### What you need to do:
Repeat the whole listing below, word for word.

### Exercise data:

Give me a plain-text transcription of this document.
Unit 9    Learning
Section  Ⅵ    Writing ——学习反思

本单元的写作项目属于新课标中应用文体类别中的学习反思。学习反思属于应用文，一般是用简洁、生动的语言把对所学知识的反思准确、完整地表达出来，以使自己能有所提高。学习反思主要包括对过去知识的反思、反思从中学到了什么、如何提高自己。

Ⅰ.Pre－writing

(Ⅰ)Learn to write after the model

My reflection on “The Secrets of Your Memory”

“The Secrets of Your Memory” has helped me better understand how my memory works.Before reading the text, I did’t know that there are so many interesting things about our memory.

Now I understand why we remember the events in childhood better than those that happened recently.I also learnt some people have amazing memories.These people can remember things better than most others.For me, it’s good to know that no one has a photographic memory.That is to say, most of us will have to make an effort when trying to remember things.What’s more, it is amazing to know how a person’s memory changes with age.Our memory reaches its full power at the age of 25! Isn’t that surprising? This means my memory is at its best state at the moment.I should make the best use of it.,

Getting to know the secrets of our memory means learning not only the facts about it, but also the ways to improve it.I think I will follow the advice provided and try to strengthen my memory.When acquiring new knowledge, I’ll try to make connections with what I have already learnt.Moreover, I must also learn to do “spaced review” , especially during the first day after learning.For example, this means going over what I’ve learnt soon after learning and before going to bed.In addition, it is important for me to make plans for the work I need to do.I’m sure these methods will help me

### Finished exercise:
Give me a plain-text transcription of this document.
Unit 9    Learning
Section  Ⅵ    Writing ——学习反思

本单元的写作项目属于新课标中应用文体类别中的学习反思。学习反思属于应用文，一般是用简洁、生动的语言把对所学知识的反思准确、完整地表达出来，以使自己能有所提高。学习反思主要包括对过去知识的反思、反思从中学到了什么、如何提高自己。

Ⅰ.Pre－writing

(Ⅰ)Learn to write after the model

My reflection on “The Secrets of Your Memory”

“The Secrets of Your Memory” has helped me better understand how my memory works.Before reading the text, I did’t know that there are so many interesting things about our memory.

Now I understand why we remember the events in childhood better than those that happened recently.I also learnt some people have amazing memories.These people can remember things better than most others.For me, it’s good to know that no one has a photographic memory.That is to say, most of us will have to make an effort when trying to remember things.What’s more, it is amazing to know how a person’s memory changes with age.Our memory reaches its full power at the age of 25! Isn’t that surprising? This means my memory is at its best state at the moment.I should make the best use of it.,

Getting to know the secrets of our memory means learning not only the facts about it, but also the ways to improve it.I think I will follow the advice provided and try to strengthen my memory.When acquiring new knowledge, I’ll try to make connections with what I have already learnt.Moreover, I must also learn to do “spaced review” , especially during the first day after learning.For example, this means going over what I’ve learnt soon after learning and before going to bed.In addition, it is important for me to make plans for the work I need to do.I’m sure these methods will help me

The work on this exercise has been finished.